> **Task to complete**
Copy out each line of the data that holds the word "text".

>> Start Supplied material

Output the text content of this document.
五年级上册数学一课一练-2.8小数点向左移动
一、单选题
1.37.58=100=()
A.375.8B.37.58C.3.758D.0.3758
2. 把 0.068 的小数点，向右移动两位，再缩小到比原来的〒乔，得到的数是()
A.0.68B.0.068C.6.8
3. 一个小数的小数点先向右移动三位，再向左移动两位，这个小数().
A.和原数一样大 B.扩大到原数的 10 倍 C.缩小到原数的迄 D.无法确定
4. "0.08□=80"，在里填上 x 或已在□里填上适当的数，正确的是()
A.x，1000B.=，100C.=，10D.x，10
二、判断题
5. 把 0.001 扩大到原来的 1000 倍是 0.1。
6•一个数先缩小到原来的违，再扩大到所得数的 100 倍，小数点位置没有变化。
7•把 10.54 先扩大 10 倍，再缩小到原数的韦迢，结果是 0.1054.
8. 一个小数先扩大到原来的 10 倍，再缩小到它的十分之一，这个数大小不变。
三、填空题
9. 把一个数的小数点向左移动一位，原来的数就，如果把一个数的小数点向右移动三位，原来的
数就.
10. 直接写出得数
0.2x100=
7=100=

>> End Supplied material
>> Start Supplied material

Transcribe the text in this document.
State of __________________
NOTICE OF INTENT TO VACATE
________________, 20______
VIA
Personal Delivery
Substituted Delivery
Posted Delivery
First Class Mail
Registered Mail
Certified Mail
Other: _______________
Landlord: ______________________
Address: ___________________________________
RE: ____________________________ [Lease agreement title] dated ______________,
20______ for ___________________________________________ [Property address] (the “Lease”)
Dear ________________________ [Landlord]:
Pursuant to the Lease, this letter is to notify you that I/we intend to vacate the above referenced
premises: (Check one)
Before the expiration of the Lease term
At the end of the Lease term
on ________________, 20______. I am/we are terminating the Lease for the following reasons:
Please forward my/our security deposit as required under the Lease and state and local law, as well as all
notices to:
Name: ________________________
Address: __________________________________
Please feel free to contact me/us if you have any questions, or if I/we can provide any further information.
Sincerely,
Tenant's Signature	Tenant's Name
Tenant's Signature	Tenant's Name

>> End Supplied material

> **Solution to the problem**
Output the text content of this document.
Transcribe the text in this document.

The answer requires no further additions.